Records from a collection of figures:
------------------------------------------------

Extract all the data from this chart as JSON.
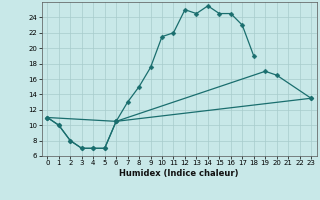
{
  "xlabel": "Humidex (Indice chaleur)",
  "bg_color": "#c8e8e8",
  "grid_color": "#a8cccc",
  "line_color": "#1a6e6e",
  "xlim": [
    -0.5,
    23.5
  ],
  "ylim": [
    6,
    26
  ],
  "xticks": [
    0,
    1,
    2,
    3,
    4,
    5,
    6,
    7,
    8,
    9,
    10,
    11,
    12,
    13,
    14,
    15,
    16,
    17,
    18,
    19,
    20,
    21,
    22,
    23
  ],
  "yticks": [
    6,
    8,
    10,
    12,
    14,
    16,
    18,
    20,
    22,
    24
  ],
  "curve1_x": [
    0,
    1,
    2,
    3,
    4,
    5,
    6,
    7,
    8,
    9,
    10,
    11,
    12,
    13,
    14,
    15,
    16,
    17,
    18
  ],
  "curve1_y": [
    11,
    10,
    8,
    7,
    7,
    7,
    10.5,
    13,
    15,
    17.5,
    21.5,
    22,
    25,
    24.5,
    25.5,
    24.5,
    24.5,
    23,
    19
  ],
  "curve2_x": [
    0,
    1,
    2,
    3,
    4,
    5,
    6,
    19,
    20,
    23
  ],
  "curve2_y": [
    11,
    10,
    8,
    7,
    7,
    7,
    10.5,
    17,
    16.5,
    13.5
  ],
  "curve3_x": [
    0,
    6,
    23
  ],
  "curve3_y": [
    11,
    10.5,
    13.5
  ]
}
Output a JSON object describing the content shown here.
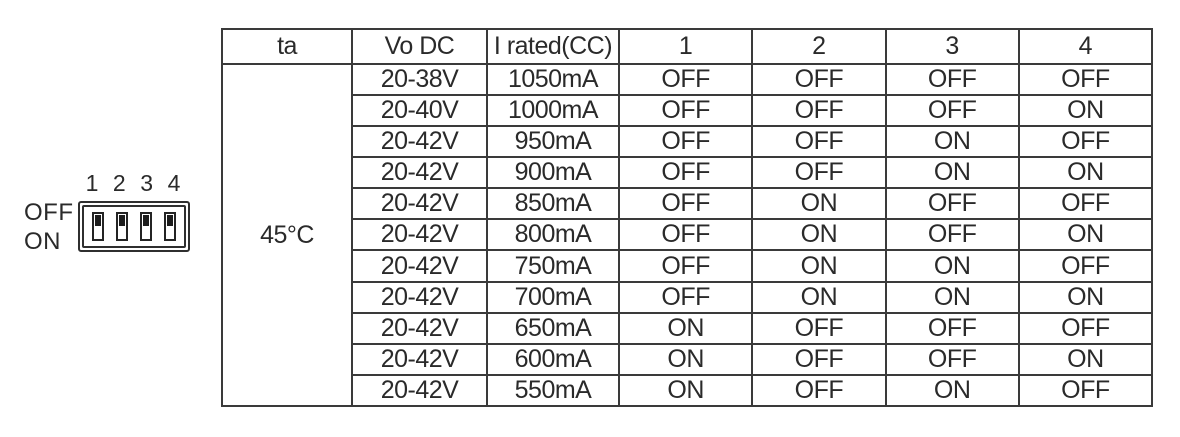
{
  "colors": {
    "text": "#2a2a2a",
    "border": "#3a3a3a",
    "background": "#ffffff",
    "switch_nub": "#1c1c1c"
  },
  "dip_switch": {
    "numbers": [
      "1",
      "2",
      "3",
      "4"
    ],
    "off_label": "OFF",
    "on_label": "ON",
    "switch_positions": [
      "OFF",
      "OFF",
      "OFF",
      "OFF"
    ]
  },
  "table": {
    "headers": [
      "ta",
      "Vo DC",
      "I rated(CC)",
      "1",
      "2",
      "3",
      "4"
    ],
    "ambient_temperature": "45°C",
    "rows": [
      [
        "20-38V",
        "1050mA",
        "OFF",
        "OFF",
        "OFF",
        "OFF"
      ],
      [
        "20-40V",
        "1000mA",
        "OFF",
        "OFF",
        "OFF",
        "ON"
      ],
      [
        "20-42V",
        "950mA",
        "OFF",
        "OFF",
        "ON",
        "OFF"
      ],
      [
        "20-42V",
        "900mA",
        "OFF",
        "OFF",
        "ON",
        "ON"
      ],
      [
        "20-42V",
        "850mA",
        "OFF",
        "ON",
        "OFF",
        "OFF"
      ],
      [
        "20-42V",
        "800mA",
        "OFF",
        "ON",
        "OFF",
        "ON"
      ],
      [
        "20-42V",
        "750mA",
        "OFF",
        "ON",
        "ON",
        "OFF"
      ],
      [
        "20-42V",
        "700mA",
        "OFF",
        "ON",
        "ON",
        "ON"
      ],
      [
        "20-42V",
        "650mA",
        "ON",
        "OFF",
        "OFF",
        "OFF"
      ],
      [
        "20-42V",
        "600mA",
        "ON",
        "OFF",
        "OFF",
        "ON"
      ],
      [
        "20-42V",
        "550mA",
        "ON",
        "OFF",
        "ON",
        "OFF"
      ]
    ]
  }
}
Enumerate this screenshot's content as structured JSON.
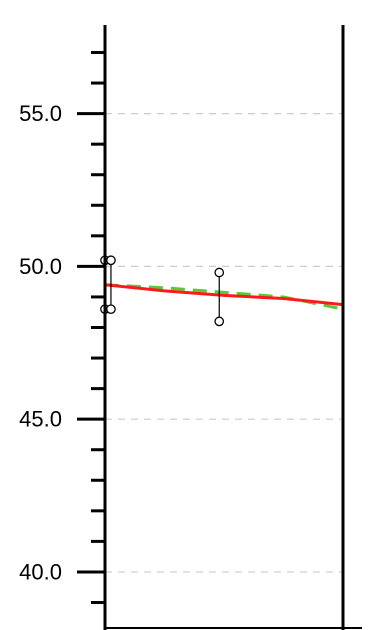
{
  "chart_data": {
    "type": "line",
    "title": "",
    "xlabel": "",
    "ylabel": "",
    "xlim": [
      0,
      1
    ],
    "ylim": [
      38.1,
      57.9
    ],
    "y_ticks": [
      {
        "value": 55.0,
        "label": "55.0"
      },
      {
        "value": 50.0,
        "label": "50.0"
      },
      {
        "value": 45.0,
        "label": "45.0"
      },
      {
        "value": 40.0,
        "label": "40.0"
      }
    ],
    "y_minor_step": 1.0,
    "grid": true,
    "series": [
      {
        "color": "#ff1a1a",
        "style": "solid",
        "x": [
          0.0,
          0.25,
          0.5,
          0.75,
          1.0
        ],
        "y": [
          49.4,
          49.2,
          49.05,
          48.95,
          48.75
        ]
      },
      {
        "color": "#55cc33",
        "style": "dashed",
        "x": [
          0.0,
          0.25,
          0.5,
          0.75,
          1.0
        ],
        "y": [
          49.4,
          49.3,
          49.15,
          49.0,
          48.6
        ]
      }
    ],
    "observations": [
      {
        "x": 0.0,
        "low": 48.6,
        "high": 50.2
      },
      {
        "x": 0.025,
        "low": 48.6,
        "high": 50.2
      },
      {
        "x": 0.48,
        "low": 48.2,
        "high": 49.8
      }
    ]
  }
}
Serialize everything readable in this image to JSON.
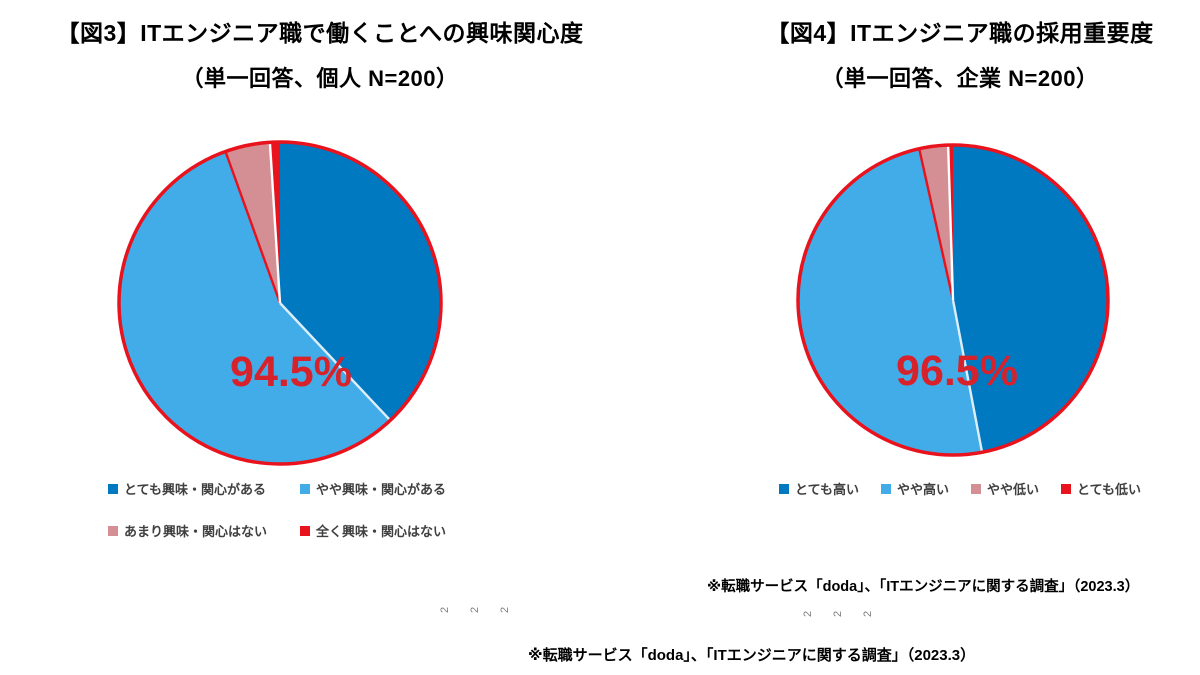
{
  "page": {
    "background": "#ffffff"
  },
  "chart_data": [
    {
      "type": "pie",
      "title_line1": "【図3】ITエンジニア職で働くことへの興味関心度",
      "title_line2": "（単一回答、個人 N=200）",
      "categories": [
        "とても興味・関心がある",
        "やや興味・関心がある",
        "あまり興味・関心はない",
        "全く興味・関心はない"
      ],
      "values": [
        38.0,
        56.5,
        4.5,
        1.0
      ],
      "colors": [
        "#0079c1",
        "#41ace8",
        "#d38f93",
        "#e8131d"
      ],
      "separator_colors": [
        "#ddeefa",
        "#e8131d",
        "#ffffff",
        "none"
      ],
      "outline_color": "#e8131d",
      "center_label": "94.5%",
      "center_label_color": "#d8222b",
      "start_angle_deg": 0,
      "direction": "clockwise",
      "legend_position": "bottom"
    },
    {
      "type": "pie",
      "title_line1": "【図4】ITエンジニア職の採用重要度",
      "title_line2": "（単一回答、企業 N=200）",
      "categories": [
        "とても高い",
        "やや高い",
        "やや低い",
        "とても低い"
      ],
      "values": [
        47.0,
        49.5,
        3.0,
        0.5
      ],
      "colors": [
        "#0079c1",
        "#41ace8",
        "#d38f93",
        "#e8131d"
      ],
      "separator_colors": [
        "#ddeefa",
        "#e8131d",
        "#ffffff",
        "none"
      ],
      "outline_color": "#e8131d",
      "center_label": "96.5%",
      "center_label_color": "#d8222b",
      "start_angle_deg": 0,
      "direction": "clockwise",
      "legend_position": "bottom"
    }
  ],
  "sources": {
    "fig4_note": "※転職サービス「doda」、「ITエンジニアに関する調査」（2023.3）",
    "bottom_note": "※転職サービス「doda」、「ITエンジニアに関する調査」（2023.3）"
  },
  "artifacts": {
    "rotated_marks_left": [
      "2",
      "2",
      "2"
    ],
    "rotated_marks_right": [
      "2",
      "2",
      "2"
    ]
  }
}
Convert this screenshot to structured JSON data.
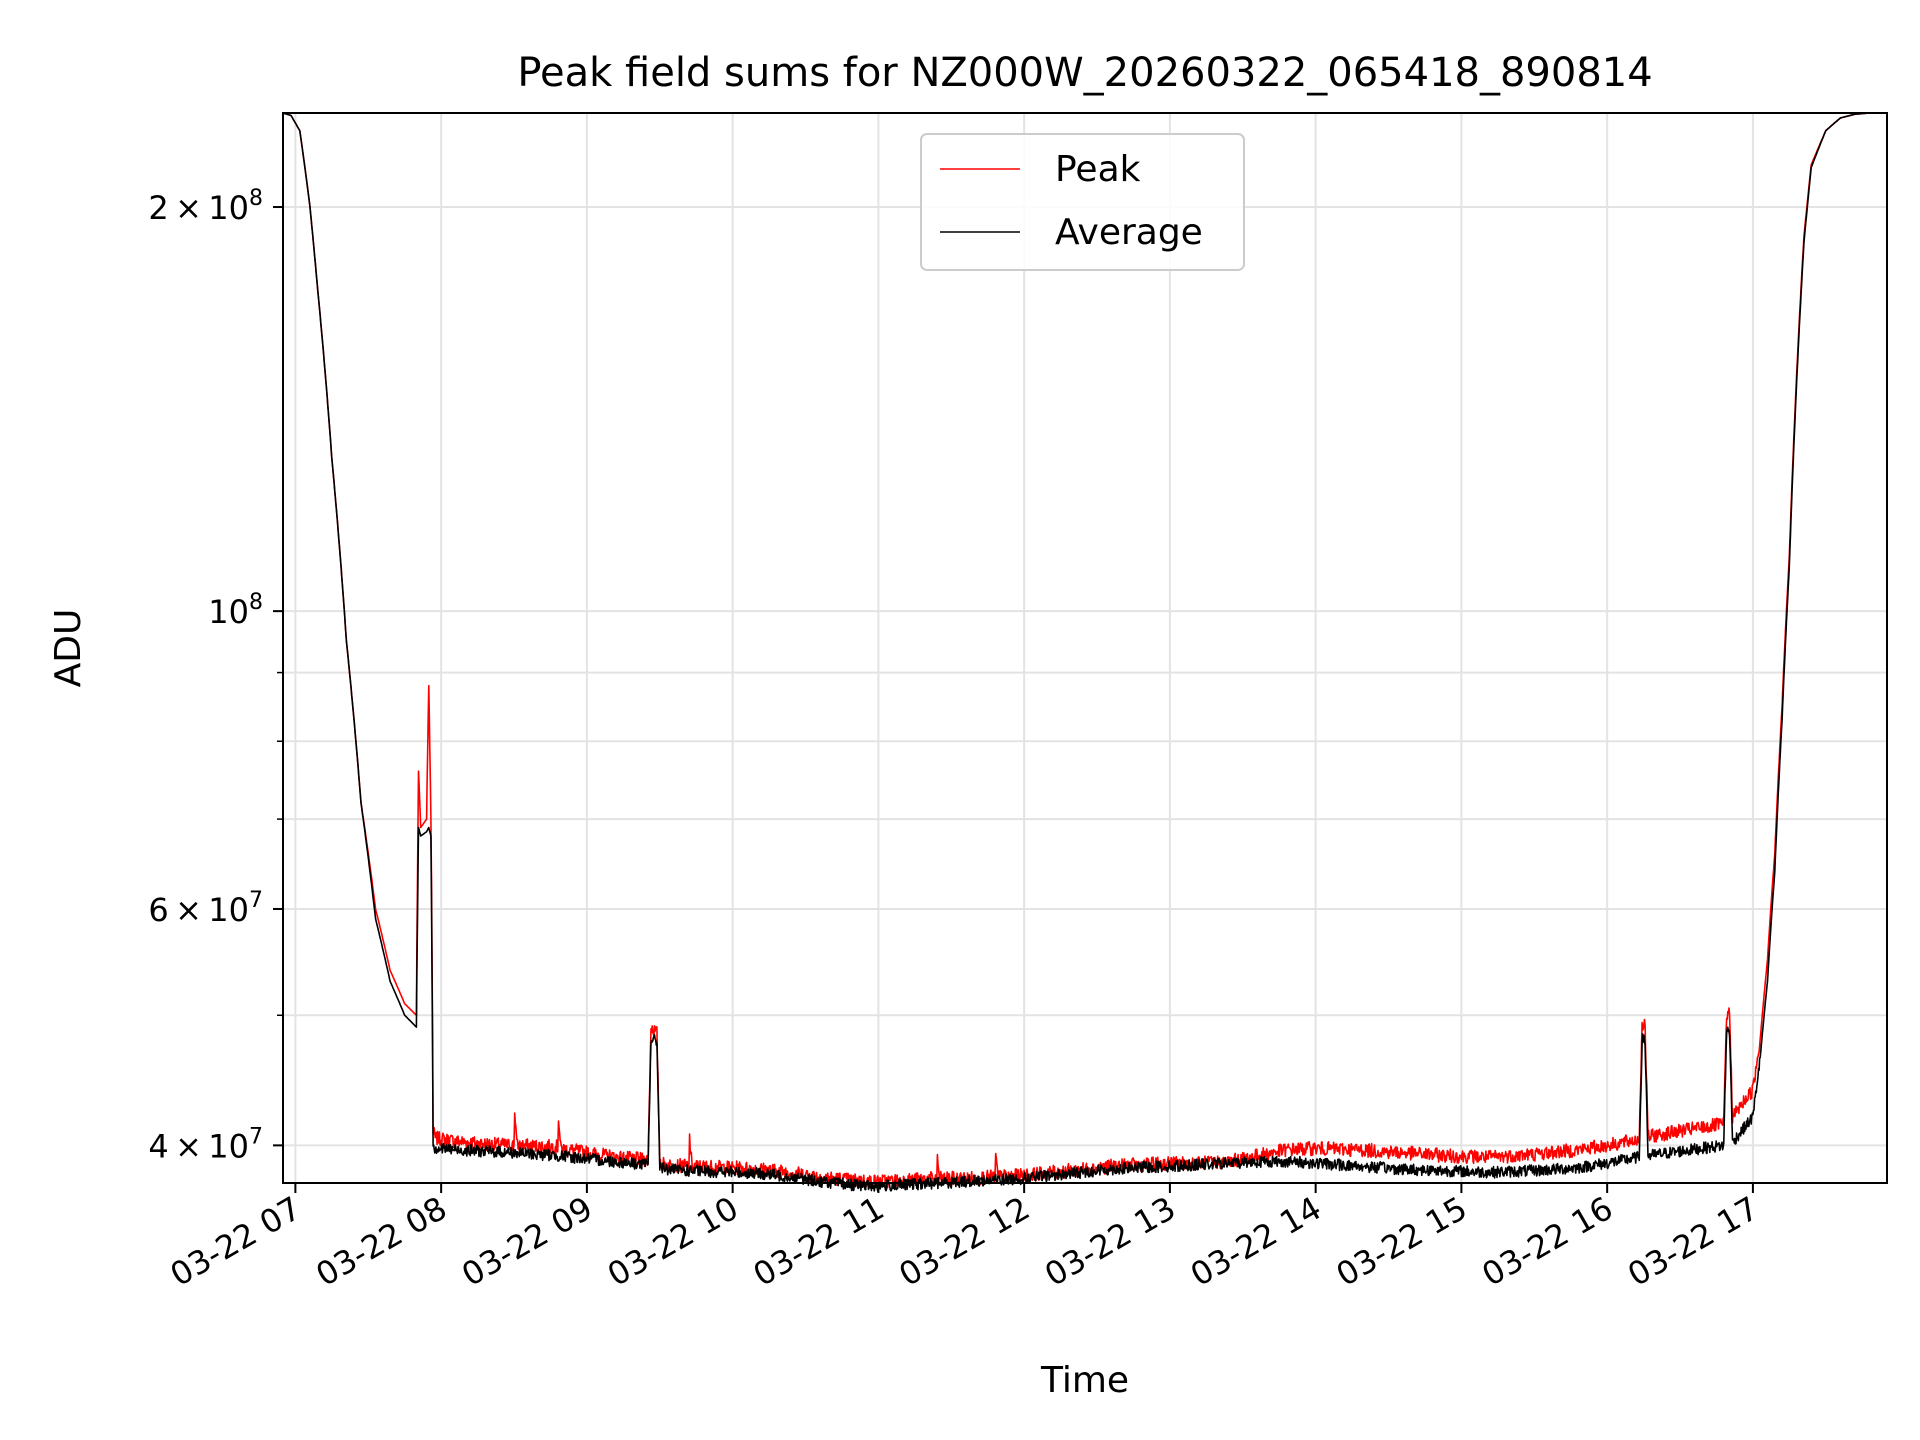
{
  "chart_data": {
    "type": "line",
    "title": "Peak field sums for NZ000W_20260322_065418_890814",
    "xlabel": "Time",
    "ylabel": "ADU",
    "yscale": "log",
    "ylim": [
      37500000,
      235000000
    ],
    "xlim_hours": [
      6.915,
      17.92
    ],
    "grid": true,
    "legend_position": "upper center",
    "x_ticks": [
      {
        "value": 7,
        "label": "03-22 07"
      },
      {
        "value": 8,
        "label": "03-22 08"
      },
      {
        "value": 9,
        "label": "03-22 09"
      },
      {
        "value": 10,
        "label": "03-22 10"
      },
      {
        "value": 11,
        "label": "03-22 11"
      },
      {
        "value": 12,
        "label": "03-22 12"
      },
      {
        "value": 13,
        "label": "03-22 13"
      },
      {
        "value": 14,
        "label": "03-22 14"
      },
      {
        "value": 15,
        "label": "03-22 15"
      },
      {
        "value": 16,
        "label": "03-22 16"
      },
      {
        "value": 17,
        "label": "03-22 17"
      }
    ],
    "y_major_ticks": [
      {
        "value": 40000000,
        "mantissa": "4",
        "exponent": "7"
      },
      {
        "value": 60000000,
        "mantissa": "6",
        "exponent": "7"
      },
      {
        "value": 100000000,
        "mantissa": "",
        "exponent": "8"
      },
      {
        "value": 200000000,
        "mantissa": "2",
        "exponent": "8"
      }
    ],
    "y_minor_ticks": [
      50000000,
      70000000,
      80000000,
      90000000
    ],
    "series": [
      {
        "name": "Peak",
        "color": "#ff0000",
        "x": [
          6.915,
          6.97,
          7.03,
          7.1,
          7.15,
          7.25,
          7.35,
          7.45,
          7.55,
          7.65,
          7.75,
          7.83,
          7.845,
          7.86,
          7.9,
          7.915,
          7.93,
          7.945,
          7.96,
          8.1,
          8.3,
          8.5,
          8.505,
          8.52,
          8.8,
          8.805,
          8.82,
          9.2,
          9.42,
          9.44,
          9.48,
          9.5,
          9.53,
          9.7,
          9.705,
          9.72,
          10.0,
          10.2,
          10.4,
          10.6,
          10.8,
          11.0,
          11.2,
          11.4,
          11.405,
          11.42,
          11.6,
          11.8,
          11.805,
          11.82,
          12.0,
          12.2,
          12.4,
          12.6,
          12.8,
          13.0,
          13.2,
          13.4,
          13.6,
          13.8,
          14.0,
          14.3,
          14.6,
          14.9,
          15.2,
          15.5,
          15.8,
          16.0,
          16.22,
          16.24,
          16.26,
          16.28,
          16.5,
          16.8,
          16.82,
          16.84,
          16.86,
          17.0,
          17.05,
          17.1,
          17.15,
          17.2,
          17.25,
          17.3,
          17.35,
          17.4,
          17.5,
          17.6,
          17.7,
          17.8,
          17.92
        ],
        "values": [
          235000000,
          234000000,
          228000000,
          200000000,
          175000000,
          130000000,
          95000000,
          72000000,
          60000000,
          54000000,
          51000000,
          50000000,
          76000000,
          69000000,
          70000000,
          88000000,
          70000000,
          41000000,
          40500000,
          40300000,
          40100000,
          40000000,
          42500000,
          40000000,
          39900000,
          42000000,
          39800000,
          39200000,
          39000000,
          49000000,
          48500000,
          39000000,
          38700000,
          38600000,
          40500000,
          38600000,
          38500000,
          38400000,
          38200000,
          37900000,
          37700000,
          37600000,
          37700000,
          37800000,
          39000000,
          37800000,
          37800000,
          37900000,
          39200000,
          37900000,
          38000000,
          38200000,
          38400000,
          38600000,
          38700000,
          38800000,
          38800000,
          38900000,
          39300000,
          39700000,
          39800000,
          39700000,
          39500000,
          39300000,
          39200000,
          39400000,
          39700000,
          40000000,
          40400000,
          49300000,
          49000000,
          40600000,
          41000000,
          41500000,
          50200000,
          50000000,
          42000000,
          44000000,
          48000000,
          55000000,
          66000000,
          85000000,
          110000000,
          150000000,
          190000000,
          215000000,
          228000000,
          233000000,
          234500000,
          235000000,
          235000000
        ]
      },
      {
        "name": "Average",
        "color": "#000000",
        "x": [
          6.915,
          6.97,
          7.03,
          7.1,
          7.15,
          7.25,
          7.35,
          7.45,
          7.55,
          7.65,
          7.75,
          7.83,
          7.845,
          7.86,
          7.9,
          7.915,
          7.93,
          7.945,
          7.96,
          8.1,
          8.3,
          8.5,
          8.8,
          9.2,
          9.42,
          9.44,
          9.48,
          9.5,
          9.53,
          9.7,
          10.0,
          10.2,
          10.4,
          10.6,
          10.8,
          11.0,
          11.2,
          11.4,
          11.6,
          11.8,
          12.0,
          12.2,
          12.4,
          12.6,
          12.8,
          13.0,
          13.2,
          13.4,
          13.6,
          13.8,
          14.0,
          14.3,
          14.6,
          14.9,
          15.2,
          15.5,
          15.8,
          16.0,
          16.22,
          16.24,
          16.26,
          16.28,
          16.5,
          16.8,
          16.82,
          16.84,
          16.86,
          17.0,
          17.05,
          17.1,
          17.15,
          17.2,
          17.25,
          17.3,
          17.35,
          17.4,
          17.5,
          17.6,
          17.7,
          17.8,
          17.92
        ],
        "values": [
          235000000,
          234000000,
          228000000,
          200000000,
          175000000,
          130000000,
          95000000,
          72000000,
          59000000,
          53000000,
          50000000,
          49000000,
          69000000,
          68000000,
          68500000,
          69000000,
          68000000,
          40000000,
          39800000,
          39700000,
          39600000,
          39500000,
          39300000,
          38900000,
          38700000,
          48000000,
          47800000,
          38700000,
          38400000,
          38300000,
          38200000,
          38100000,
          37900000,
          37600000,
          37400000,
          37300000,
          37400000,
          37500000,
          37600000,
          37700000,
          37800000,
          38000000,
          38200000,
          38400000,
          38500000,
          38600000,
          38700000,
          38800000,
          38900000,
          38900000,
          38800000,
          38600000,
          38400000,
          38300000,
          38200000,
          38300000,
          38500000,
          38800000,
          39200000,
          48000000,
          47800000,
          39300000,
          39600000,
          40000000,
          48800000,
          48600000,
          40200000,
          42000000,
          46500000,
          53000000,
          64000000,
          83000000,
          108000000,
          148000000,
          188000000,
          214000000,
          228000000,
          233000000,
          234500000,
          235000000,
          235000000
        ]
      }
    ]
  }
}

------------------------------------------------

### Exercise goal
Gather every line from the listing above in which "単一回答" appears, and copy those lines.

### Solution to this problem
      "title_line2": "（単一回答、個人 N=200）",
      "title_line2": "（単一回答、企業 N=200）",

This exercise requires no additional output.